• CHALLENGE: The listing below is to be output in its exact form.
====================
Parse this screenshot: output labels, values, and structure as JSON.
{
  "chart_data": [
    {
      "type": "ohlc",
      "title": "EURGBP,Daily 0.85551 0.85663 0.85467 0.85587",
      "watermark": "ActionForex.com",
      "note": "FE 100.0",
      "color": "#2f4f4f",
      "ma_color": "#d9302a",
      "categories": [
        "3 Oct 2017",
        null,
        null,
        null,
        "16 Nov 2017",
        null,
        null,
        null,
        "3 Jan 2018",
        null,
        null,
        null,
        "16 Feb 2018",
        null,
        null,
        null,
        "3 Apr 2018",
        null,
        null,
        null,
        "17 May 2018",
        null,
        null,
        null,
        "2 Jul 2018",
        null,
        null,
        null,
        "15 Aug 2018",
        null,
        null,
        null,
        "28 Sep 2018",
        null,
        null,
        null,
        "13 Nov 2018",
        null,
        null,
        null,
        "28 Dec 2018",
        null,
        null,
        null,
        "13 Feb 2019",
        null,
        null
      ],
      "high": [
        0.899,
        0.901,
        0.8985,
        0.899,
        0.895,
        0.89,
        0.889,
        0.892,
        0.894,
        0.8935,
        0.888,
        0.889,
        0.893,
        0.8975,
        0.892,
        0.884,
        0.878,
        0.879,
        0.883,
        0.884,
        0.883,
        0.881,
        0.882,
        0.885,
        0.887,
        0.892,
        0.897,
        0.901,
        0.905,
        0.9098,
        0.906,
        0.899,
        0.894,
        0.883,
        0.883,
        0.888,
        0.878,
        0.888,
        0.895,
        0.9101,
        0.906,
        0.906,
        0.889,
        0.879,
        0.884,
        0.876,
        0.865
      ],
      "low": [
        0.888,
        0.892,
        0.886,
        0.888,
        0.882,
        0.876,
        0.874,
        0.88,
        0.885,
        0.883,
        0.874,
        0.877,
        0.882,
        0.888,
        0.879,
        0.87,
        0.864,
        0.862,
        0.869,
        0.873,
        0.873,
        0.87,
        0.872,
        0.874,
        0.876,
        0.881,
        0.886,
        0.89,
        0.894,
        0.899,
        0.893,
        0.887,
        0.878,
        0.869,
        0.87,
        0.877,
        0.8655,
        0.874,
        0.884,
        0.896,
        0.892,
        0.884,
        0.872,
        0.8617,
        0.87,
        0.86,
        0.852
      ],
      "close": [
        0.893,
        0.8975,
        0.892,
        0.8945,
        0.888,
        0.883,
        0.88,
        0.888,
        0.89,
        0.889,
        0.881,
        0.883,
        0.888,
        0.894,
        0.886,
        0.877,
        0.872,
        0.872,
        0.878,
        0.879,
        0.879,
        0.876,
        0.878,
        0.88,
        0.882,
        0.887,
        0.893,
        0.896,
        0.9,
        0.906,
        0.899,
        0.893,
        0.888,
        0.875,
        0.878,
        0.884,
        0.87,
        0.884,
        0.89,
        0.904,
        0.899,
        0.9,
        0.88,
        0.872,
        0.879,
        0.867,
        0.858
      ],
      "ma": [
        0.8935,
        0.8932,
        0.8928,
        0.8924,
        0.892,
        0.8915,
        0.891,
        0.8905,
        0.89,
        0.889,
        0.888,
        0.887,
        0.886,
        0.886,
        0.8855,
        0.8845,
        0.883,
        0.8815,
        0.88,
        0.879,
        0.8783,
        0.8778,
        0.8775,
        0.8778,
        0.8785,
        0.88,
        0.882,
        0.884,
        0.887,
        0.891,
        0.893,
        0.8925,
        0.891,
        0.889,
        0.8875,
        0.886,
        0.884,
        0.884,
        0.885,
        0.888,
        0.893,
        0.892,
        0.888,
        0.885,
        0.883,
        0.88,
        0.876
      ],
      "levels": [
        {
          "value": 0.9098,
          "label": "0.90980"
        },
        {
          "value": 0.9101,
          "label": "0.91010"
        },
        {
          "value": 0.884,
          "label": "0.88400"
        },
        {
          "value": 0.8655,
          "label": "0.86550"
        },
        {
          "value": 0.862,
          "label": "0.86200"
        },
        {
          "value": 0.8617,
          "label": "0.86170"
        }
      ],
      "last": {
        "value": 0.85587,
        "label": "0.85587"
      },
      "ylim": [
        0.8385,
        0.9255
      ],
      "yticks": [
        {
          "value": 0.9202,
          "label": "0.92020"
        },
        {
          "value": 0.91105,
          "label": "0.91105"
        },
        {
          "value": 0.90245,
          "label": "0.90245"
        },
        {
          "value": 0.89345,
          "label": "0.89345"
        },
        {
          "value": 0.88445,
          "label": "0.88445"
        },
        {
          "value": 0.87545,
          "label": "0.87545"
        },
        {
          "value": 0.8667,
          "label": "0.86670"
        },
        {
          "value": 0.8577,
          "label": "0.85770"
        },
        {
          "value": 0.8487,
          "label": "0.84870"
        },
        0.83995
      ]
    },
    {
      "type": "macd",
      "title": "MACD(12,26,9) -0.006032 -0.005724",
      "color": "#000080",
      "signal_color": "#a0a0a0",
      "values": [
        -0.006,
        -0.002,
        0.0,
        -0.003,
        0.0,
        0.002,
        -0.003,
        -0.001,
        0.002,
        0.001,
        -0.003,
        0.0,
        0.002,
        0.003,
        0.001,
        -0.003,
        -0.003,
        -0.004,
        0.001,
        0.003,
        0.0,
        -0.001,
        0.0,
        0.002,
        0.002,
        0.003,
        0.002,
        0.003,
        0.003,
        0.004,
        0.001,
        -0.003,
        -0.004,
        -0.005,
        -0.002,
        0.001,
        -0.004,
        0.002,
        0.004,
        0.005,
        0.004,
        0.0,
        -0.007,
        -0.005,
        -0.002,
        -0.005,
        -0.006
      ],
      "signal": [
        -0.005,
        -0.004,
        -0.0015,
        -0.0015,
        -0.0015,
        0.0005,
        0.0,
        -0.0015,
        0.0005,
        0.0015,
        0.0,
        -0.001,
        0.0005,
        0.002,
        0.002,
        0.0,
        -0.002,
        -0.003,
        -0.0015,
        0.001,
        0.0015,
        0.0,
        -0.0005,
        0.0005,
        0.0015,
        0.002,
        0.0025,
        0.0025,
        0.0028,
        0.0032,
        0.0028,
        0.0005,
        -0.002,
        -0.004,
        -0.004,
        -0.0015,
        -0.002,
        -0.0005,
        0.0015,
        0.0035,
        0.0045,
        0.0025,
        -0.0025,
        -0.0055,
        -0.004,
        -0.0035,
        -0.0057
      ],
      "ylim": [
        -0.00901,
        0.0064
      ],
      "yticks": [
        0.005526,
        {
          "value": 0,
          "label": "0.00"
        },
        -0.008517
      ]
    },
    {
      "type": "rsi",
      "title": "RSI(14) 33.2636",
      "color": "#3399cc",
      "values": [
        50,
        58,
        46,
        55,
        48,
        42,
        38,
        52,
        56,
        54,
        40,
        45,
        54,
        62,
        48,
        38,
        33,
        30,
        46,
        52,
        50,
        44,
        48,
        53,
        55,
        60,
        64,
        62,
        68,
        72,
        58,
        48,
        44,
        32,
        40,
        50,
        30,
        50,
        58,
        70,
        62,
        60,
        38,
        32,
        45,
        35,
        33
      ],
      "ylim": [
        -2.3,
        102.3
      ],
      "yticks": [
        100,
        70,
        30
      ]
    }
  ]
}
====================
• TASK OUTPUT:
Parse this screenshot: output labels, values, and structure as JSON.
{
  "chart_data": [
    {
      "type": "ohlc",
      "title": "EURGBP,Daily 0.85551 0.85663 0.85467 0.85587",
      "watermark": "ActionForex.com",
      "note": "FE 100.0",
      "color": "#2f4f4f",
      "ma_color": "#d9302a",
      "categories": [
        "3 Oct 2017",
        null,
        null,
        null,
        "16 Nov 2017",
        null,
        null,
        null,
        "3 Jan 2018",
        null,
        null,
        null,
        "16 Feb 2018",
        null,
        null,
        null,
        "3 Apr 2018",
        null,
        null,
        null,
        "17 May 2018",
        null,
        null,
        null,
        "2 Jul 2018",
        null,
        null,
        null,
        "15 Aug 2018",
        null,
        null,
        null,
        "28 Sep 2018",
        null,
        null,
        null,
        "13 Nov 2018",
        null,
        null,
        null,
        "28 Dec 2018",
        null,
        null,
        null,
        "13 Feb 2019",
        null,
        null
      ],
      "high": [
        0.899,
        0.901,
        0.8985,
        0.899,
        0.895,
        0.89,
        0.889,
        0.892,
        0.894,
        0.8935,
        0.888,
        0.889,
        0.893,
        0.8975,
        0.892,
        0.884,
        0.878,
        0.879,
        0.883,
        0.884,
        0.883,
        0.881,
        0.882,
        0.885,
        0.887,
        0.892,
        0.897,
        0.901,
        0.905,
        0.9098,
        0.906,
        0.899,
        0.894,
        0.883,
        0.883,
        0.888,
        0.878,
        0.888,
        0.895,
        0.9101,
        0.906,
        0.906,
        0.889,
        0.879,
        0.884,
        0.876,
        0.865
      ],
      "low": [
        0.888,
        0.892,
        0.886,
        0.888,
        0.882,
        0.876,
        0.874,
        0.88,
        0.885,
        0.883,
        0.874,
        0.877,
        0.882,
        0.888,
        0.879,
        0.87,
        0.864,
        0.862,
        0.869,
        0.873,
        0.873,
        0.87,
        0.872,
        0.874,
        0.876,
        0.881,
        0.886,
        0.89,
        0.894,
        0.899,
        0.893,
        0.887,
        0.878,
        0.869,
        0.87,
        0.877,
        0.8655,
        0.874,
        0.884,
        0.896,
        0.892,
        0.884,
        0.872,
        0.8617,
        0.87,
        0.86,
        0.852
      ],
      "close": [
        0.893,
        0.8975,
        0.892,
        0.8945,
        0.888,
        0.883,
        0.88,
        0.888,
        0.89,
        0.889,
        0.881,
        0.883,
        0.888,
        0.894,
        0.886,
        0.877,
        0.872,
        0.872,
        0.878,
        0.879,
        0.879,
        0.876,
        0.878,
        0.88,
        0.882,
        0.887,
        0.893,
        0.896,
        0.9,
        0.906,
        0.899,
        0.893,
        0.888,
        0.875,
        0.878,
        0.884,
        0.87,
        0.884,
        0.89,
        0.904,
        0.899,
        0.9,
        0.88,
        0.872,
        0.879,
        0.867,
        0.858
      ],
      "ma": [
        0.8935,
        0.8932,
        0.8928,
        0.8924,
        0.892,
        0.8915,
        0.891,
        0.8905,
        0.89,
        0.889,
        0.888,
        0.887,
        0.886,
        0.886,
        0.8855,
        0.8845,
        0.883,
        0.8815,
        0.88,
        0.879,
        0.8783,
        0.8778,
        0.8775,
        0.8778,
        0.8785,
        0.88,
        0.882,
        0.884,
        0.887,
        0.891,
        0.893,
        0.8925,
        0.891,
        0.889,
        0.8875,
        0.886,
        0.884,
        0.884,
        0.885,
        0.888,
        0.893,
        0.892,
        0.888,
        0.885,
        0.883,
        0.88,
        0.876
      ],
      "levels": [
        {
          "value": 0.9098,
          "label": "0.90980"
        },
        {
          "value": 0.9101,
          "label": "0.91010"
        },
        {
          "value": 0.884,
          "label": "0.88400"
        },
        {
          "value": 0.8655,
          "label": "0.86550"
        },
        {
          "value": 0.862,
          "label": "0.86200"
        },
        {
          "value": 0.8617,
          "label": "0.86170"
        }
      ],
      "last": {
        "value": 0.85587,
        "label": "0.85587"
      },
      "ylim": [
        0.8385,
        0.9255
      ],
      "yticks": [
        {
          "value": 0.9202,
          "label": "0.92020"
        },
        {
          "value": 0.91105,
          "label": "0.91105"
        },
        {
          "value": 0.90245,
          "label": "0.90245"
        },
        {
          "value": 0.89345,
          "label": "0.89345"
        },
        {
          "value": 0.88445,
          "label": "0.88445"
        },
        {
          "value": 0.87545,
          "label": "0.87545"
        },
        {
          "value": 0.8667,
          "label": "0.86670"
        },
        {
          "value": 0.8577,
          "label": "0.85770"
        },
        {
          "value": 0.8487,
          "label": "0.84870"
        },
        0.83995
      ]
    },
    {
      "type": "macd",
      "title": "MACD(12,26,9) -0.006032 -0.005724",
      "color": "#000080",
      "signal_color": "#a0a0a0",
      "values": [
        -0.006,
        -0.002,
        0.0,
        -0.003,
        0.0,
        0.002,
        -0.003,
        -0.001,
        0.002,
        0.001,
        -0.003,
        0.0,
        0.002,
        0.003,
        0.001,
        -0.003,
        -0.003,
        -0.004,
        0.001,
        0.003,
        0.0,
        -0.001,
        0.0,
        0.002,
        0.002,
        0.003,
        0.002,
        0.003,
        0.003,
        0.004,
        0.001,
        -0.003,
        -0.004,
        -0.005,
        -0.002,
        0.001,
        -0.004,
        0.002,
        0.004,
        0.005,
        0.004,
        0.0,
        -0.007,
        -0.005,
        -0.002,
        -0.005,
        -0.006
      ],
      "signal": [
        -0.005,
        -0.004,
        -0.0015,
        -0.0015,
        -0.0015,
        0.0005,
        0.0,
        -0.0015,
        0.0005,
        0.0015,
        0.0,
        -0.001,
        0.0005,
        0.002,
        0.002,
        0.0,
        -0.002,
        -0.003,
        -0.0015,
        0.001,
        0.0015,
        0.0,
        -0.0005,
        0.0005,
        0.0015,
        0.002,
        0.0025,
        0.0025,
        0.0028,
        0.0032,
        0.0028,
        0.0005,
        -0.002,
        -0.004,
        -0.004,
        -0.0015,
        -0.002,
        -0.0005,
        0.0015,
        0.0035,
        0.0045,
        0.0025,
        -0.0025,
        -0.0055,
        -0.004,
        -0.0035,
        -0.0057
      ],
      "ylim": [
        -0.00901,
        0.0064
      ],
      "yticks": [
        0.005526,
        {
          "value": 0,
          "label": "0.00"
        },
        -0.008517
      ]
    },
    {
      "type": "rsi",
      "title": "RSI(14) 33.2636",
      "color": "#3399cc",
      "values": [
        50,
        58,
        46,
        55,
        48,
        42,
        38,
        52,
        56,
        54,
        40,
        45,
        54,
        62,
        48,
        38,
        33,
        30,
        46,
        52,
        50,
        44,
        48,
        53,
        55,
        60,
        64,
        62,
        68,
        72,
        58,
        48,
        44,
        32,
        40,
        50,
        30,
        50,
        58,
        70,
        62,
        60,
        38,
        32,
        45,
        35,
        33
      ],
      "ylim": [
        -2.3,
        102.3
      ],
      "yticks": [
        100,
        70,
        30
      ]
    }
  ]
}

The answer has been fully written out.